• What to do: Return all the data, word for word.

• Supplied data:

——————

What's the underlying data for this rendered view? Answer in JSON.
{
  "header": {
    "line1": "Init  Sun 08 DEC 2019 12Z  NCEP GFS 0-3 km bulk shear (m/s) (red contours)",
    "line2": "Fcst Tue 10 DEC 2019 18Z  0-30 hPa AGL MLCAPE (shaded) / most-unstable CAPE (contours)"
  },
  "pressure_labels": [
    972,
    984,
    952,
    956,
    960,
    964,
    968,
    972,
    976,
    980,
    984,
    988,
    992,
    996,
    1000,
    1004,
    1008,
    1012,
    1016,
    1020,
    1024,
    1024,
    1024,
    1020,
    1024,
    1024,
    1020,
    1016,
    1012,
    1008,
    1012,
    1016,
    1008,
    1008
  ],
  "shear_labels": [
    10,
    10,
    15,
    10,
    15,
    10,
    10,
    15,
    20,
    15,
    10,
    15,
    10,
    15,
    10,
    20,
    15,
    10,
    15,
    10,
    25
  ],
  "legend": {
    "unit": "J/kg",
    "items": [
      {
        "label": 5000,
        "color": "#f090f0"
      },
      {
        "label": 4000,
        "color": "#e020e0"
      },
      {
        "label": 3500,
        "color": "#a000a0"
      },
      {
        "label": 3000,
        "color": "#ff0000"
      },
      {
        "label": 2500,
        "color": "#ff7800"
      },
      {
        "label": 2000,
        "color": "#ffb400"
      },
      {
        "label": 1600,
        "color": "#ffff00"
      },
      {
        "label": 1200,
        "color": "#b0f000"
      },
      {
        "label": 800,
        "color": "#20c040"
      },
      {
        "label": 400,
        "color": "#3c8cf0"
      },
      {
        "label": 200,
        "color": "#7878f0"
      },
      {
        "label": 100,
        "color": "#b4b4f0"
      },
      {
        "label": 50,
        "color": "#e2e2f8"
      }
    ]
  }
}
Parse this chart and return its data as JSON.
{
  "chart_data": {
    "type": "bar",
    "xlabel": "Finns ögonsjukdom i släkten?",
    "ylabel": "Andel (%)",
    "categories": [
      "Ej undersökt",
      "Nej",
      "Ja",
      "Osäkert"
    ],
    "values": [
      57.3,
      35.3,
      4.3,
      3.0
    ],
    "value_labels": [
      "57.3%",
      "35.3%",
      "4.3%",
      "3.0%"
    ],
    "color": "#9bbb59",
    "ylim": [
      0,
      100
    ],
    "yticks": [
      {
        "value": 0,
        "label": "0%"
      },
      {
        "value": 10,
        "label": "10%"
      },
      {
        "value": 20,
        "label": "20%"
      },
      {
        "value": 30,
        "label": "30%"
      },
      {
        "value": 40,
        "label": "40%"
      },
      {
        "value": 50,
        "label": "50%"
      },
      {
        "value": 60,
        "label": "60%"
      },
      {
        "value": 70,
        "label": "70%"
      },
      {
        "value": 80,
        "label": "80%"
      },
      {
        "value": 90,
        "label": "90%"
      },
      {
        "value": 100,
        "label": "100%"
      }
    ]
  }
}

——————

• Exercise result:
What's the underlying data for this rendered view? Answer in JSON.
{
  "header": {
    "line1": "Init  Sun 08 DEC 2019 12Z  NCEP GFS 0-3 km bulk shear (m/s) (red contours)",
    "line2": "Fcst Tue 10 DEC 2019 18Z  0-30 hPa AGL MLCAPE (shaded) / most-unstable CAPE (contours)"
  },
  "pressure_labels": [
    972,
    984,
    952,
    956,
    960,
    964,
    968,
    972,
    976,
    980,
    984,
    988,
    992,
    996,
    1000,
    1004,
    1008,
    1012,
    1016,
    1020,
    1024,
    1024,
    1024,
    1020,
    1024,
    1024,
    1020,
    1016,
    1012,
    1008,
    1012,
    1016,
    1008,
    1008
  ],
  "shear_labels": [
    10,
    10,
    15,
    10,
    15,
    10,
    10,
    15,
    20,
    15,
    10,
    15,
    10,
    15,
    10,
    20,
    15,
    10,
    15,
    10,
    25
  ],
  "legend": {
    "unit": "J/kg",
    "items": [
      {
        "label": 5000,
        "color": "#f090f0"
      },
      {
        "label": 4000,
        "color": "#e020e0"
      },
      {
        "label": 3500,
        "color": "#a000a0"
      },
      {
        "label": 3000,
        "color": "#ff0000"
      },
      {
        "label": 2500,
        "color": "#ff7800"
      },
      {
        "label": 2000,
        "color": "#ffb400"
      },
      {
        "label": 1600,
        "color": "#ffff00"
      },
      {
        "label": 1200,
        "color": "#b0f000"
      },
      {
        "label": 800,
        "color": "#20c040"
      },
      {
        "label": 400,
        "color": "#3c8cf0"
      },
      {
        "label": 200,
        "color": "#7878f0"
      },
      {
        "label": 100,
        "color": "#b4b4f0"
      },
      {
        "label": 50,
        "color": "#e2e2f8"
      }
    ]
  }
}
Parse this chart and return its data as JSON.
{
  "chart_data": {
    "type": "bar",
    "xlabel": "Finns ögonsjukdom i släkten?",
    "ylabel": "Andel (%)",
    "categories": [
      "Ej undersökt",
      "Nej",
      "Ja",
      "Osäkert"
    ],
    "values": [
      57.3,
      35.3,
      4.3,
      3.0
    ],
    "value_labels": [
      "57.3%",
      "35.3%",
      "4.3%",
      "3.0%"
    ],
    "color": "#9bbb59",
    "ylim": [
      0,
      100
    ],
    "yticks": [
      {
        "value": 0,
        "label": "0%"
      },
      {
        "value": 10,
        "label": "10%"
      },
      {
        "value": 20,
        "label": "20%"
      },
      {
        "value": 30,
        "label": "30%"
      },
      {
        "value": 40,
        "label": "40%"
      },
      {
        "value": 50,
        "label": "50%"
      },
      {
        "value": 60,
        "label": "60%"
      },
      {
        "value": 70,
        "label": "70%"
      },
      {
        "value": 80,
        "label": "80%"
      },
      {
        "value": 90,
        "label": "90%"
      },
      {
        "value": 100,
        "label": "100%"
      }
    ]
  }
}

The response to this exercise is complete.